## [Data for the task]
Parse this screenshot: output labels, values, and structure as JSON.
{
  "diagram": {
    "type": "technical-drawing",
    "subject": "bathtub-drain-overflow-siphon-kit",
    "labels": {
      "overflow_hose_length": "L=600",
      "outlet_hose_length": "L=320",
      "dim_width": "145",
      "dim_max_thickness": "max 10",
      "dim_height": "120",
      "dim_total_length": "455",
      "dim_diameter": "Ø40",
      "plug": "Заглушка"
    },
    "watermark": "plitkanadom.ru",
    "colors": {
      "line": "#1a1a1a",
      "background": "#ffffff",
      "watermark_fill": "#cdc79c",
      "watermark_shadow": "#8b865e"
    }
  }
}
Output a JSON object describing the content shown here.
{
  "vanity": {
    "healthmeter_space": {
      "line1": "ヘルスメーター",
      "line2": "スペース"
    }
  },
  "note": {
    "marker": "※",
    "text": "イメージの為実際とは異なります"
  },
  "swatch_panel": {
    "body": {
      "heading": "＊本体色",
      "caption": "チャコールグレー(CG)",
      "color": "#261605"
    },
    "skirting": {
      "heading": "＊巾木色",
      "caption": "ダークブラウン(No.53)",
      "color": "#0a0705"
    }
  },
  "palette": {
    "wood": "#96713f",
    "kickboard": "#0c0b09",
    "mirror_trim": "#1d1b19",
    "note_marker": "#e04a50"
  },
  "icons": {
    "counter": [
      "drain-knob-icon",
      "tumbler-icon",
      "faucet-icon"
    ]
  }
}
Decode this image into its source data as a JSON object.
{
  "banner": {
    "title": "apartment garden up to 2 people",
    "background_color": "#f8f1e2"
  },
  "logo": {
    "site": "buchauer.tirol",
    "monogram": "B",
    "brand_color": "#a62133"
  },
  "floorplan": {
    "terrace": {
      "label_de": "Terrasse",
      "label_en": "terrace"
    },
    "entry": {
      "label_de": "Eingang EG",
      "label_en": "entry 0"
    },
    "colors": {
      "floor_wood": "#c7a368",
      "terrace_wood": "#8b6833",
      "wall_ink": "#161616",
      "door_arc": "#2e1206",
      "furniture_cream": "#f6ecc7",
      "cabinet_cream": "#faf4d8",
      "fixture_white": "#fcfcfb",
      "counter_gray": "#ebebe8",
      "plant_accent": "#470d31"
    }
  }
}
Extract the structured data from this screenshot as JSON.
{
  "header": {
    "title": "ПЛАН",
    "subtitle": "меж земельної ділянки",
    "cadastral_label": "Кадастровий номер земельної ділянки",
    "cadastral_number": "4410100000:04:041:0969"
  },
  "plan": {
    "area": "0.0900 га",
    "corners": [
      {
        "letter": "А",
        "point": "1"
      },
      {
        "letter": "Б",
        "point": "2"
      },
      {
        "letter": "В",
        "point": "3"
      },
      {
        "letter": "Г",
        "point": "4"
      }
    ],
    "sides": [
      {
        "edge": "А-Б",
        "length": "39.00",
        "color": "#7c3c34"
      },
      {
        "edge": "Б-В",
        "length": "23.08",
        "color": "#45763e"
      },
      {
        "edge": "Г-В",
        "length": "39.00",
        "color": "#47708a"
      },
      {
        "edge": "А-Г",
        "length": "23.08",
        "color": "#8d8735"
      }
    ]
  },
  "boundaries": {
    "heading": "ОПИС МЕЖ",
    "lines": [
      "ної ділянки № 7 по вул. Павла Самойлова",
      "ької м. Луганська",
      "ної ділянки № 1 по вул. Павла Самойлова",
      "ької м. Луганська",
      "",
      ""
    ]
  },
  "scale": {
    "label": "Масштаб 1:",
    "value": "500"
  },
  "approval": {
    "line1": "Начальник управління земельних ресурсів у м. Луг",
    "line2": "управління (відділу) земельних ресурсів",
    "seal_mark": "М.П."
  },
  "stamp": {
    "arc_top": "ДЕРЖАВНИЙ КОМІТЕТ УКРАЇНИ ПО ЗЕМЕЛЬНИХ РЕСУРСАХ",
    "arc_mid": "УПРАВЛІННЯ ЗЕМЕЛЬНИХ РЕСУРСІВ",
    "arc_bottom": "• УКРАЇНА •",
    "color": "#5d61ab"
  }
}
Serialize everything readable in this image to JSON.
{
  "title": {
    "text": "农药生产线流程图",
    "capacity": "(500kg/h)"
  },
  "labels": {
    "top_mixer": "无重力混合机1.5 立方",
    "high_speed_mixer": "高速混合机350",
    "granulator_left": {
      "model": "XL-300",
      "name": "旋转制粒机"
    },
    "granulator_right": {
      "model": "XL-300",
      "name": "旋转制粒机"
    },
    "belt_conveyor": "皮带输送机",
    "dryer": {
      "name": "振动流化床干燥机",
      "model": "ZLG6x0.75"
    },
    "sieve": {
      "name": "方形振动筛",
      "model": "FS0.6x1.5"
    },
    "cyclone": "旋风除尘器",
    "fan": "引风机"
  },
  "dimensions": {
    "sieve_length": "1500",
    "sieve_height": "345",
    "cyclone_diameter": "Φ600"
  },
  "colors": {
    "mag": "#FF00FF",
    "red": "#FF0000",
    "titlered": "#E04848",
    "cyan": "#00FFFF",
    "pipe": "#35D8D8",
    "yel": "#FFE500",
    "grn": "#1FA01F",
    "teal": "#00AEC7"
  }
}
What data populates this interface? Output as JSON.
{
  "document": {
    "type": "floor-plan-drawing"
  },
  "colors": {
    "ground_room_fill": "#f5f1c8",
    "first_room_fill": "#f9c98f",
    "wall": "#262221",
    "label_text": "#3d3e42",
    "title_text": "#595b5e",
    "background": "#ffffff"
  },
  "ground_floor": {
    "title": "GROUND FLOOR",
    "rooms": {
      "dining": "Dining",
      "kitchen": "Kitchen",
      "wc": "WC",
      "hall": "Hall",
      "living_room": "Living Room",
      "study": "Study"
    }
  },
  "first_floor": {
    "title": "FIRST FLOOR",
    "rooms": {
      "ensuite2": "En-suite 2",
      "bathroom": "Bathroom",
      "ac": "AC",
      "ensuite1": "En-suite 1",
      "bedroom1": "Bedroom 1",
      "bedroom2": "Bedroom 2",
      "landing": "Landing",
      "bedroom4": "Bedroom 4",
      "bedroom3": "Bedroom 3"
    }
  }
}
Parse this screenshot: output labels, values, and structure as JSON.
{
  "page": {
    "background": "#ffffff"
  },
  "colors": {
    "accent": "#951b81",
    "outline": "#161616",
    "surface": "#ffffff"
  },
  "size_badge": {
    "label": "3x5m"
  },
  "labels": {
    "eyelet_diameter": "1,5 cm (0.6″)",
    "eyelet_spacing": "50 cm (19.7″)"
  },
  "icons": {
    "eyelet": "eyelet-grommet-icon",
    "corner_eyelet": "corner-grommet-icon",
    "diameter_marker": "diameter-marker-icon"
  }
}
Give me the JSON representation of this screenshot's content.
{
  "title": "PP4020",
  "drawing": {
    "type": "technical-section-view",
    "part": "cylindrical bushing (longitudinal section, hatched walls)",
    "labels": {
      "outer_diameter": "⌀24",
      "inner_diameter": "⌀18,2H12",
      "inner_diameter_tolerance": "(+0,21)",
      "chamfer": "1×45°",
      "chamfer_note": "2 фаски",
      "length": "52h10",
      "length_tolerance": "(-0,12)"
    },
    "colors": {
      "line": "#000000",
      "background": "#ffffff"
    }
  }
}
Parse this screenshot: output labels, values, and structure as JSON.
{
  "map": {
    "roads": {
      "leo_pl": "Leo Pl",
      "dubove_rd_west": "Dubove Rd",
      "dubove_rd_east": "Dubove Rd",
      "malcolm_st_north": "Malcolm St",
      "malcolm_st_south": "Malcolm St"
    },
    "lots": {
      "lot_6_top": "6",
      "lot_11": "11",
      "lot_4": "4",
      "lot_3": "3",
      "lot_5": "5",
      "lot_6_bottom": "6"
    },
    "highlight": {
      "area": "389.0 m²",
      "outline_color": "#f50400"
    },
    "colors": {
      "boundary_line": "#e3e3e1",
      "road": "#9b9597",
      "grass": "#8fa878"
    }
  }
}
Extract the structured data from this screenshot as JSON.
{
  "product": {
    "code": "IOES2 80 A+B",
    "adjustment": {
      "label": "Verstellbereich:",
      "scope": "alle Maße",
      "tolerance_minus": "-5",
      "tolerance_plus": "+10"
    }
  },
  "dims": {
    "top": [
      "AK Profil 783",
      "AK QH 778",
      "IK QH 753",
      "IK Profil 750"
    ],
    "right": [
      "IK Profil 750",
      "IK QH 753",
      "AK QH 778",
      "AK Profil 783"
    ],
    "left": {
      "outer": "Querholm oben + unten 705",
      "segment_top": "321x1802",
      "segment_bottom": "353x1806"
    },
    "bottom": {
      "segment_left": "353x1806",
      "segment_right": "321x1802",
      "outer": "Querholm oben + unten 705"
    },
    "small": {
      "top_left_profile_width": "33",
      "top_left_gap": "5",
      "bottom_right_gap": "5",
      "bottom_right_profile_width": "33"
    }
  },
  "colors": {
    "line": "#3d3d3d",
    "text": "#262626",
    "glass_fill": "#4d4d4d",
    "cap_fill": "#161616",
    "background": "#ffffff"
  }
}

## [Exercise instructions]
Where does the word "Malcolm" appear in the listing? List each line that holds it.

## [Output of the exercise]
      "malcolm_st_north": "Malcolm St",
      "malcolm_st_south": "Malcolm St"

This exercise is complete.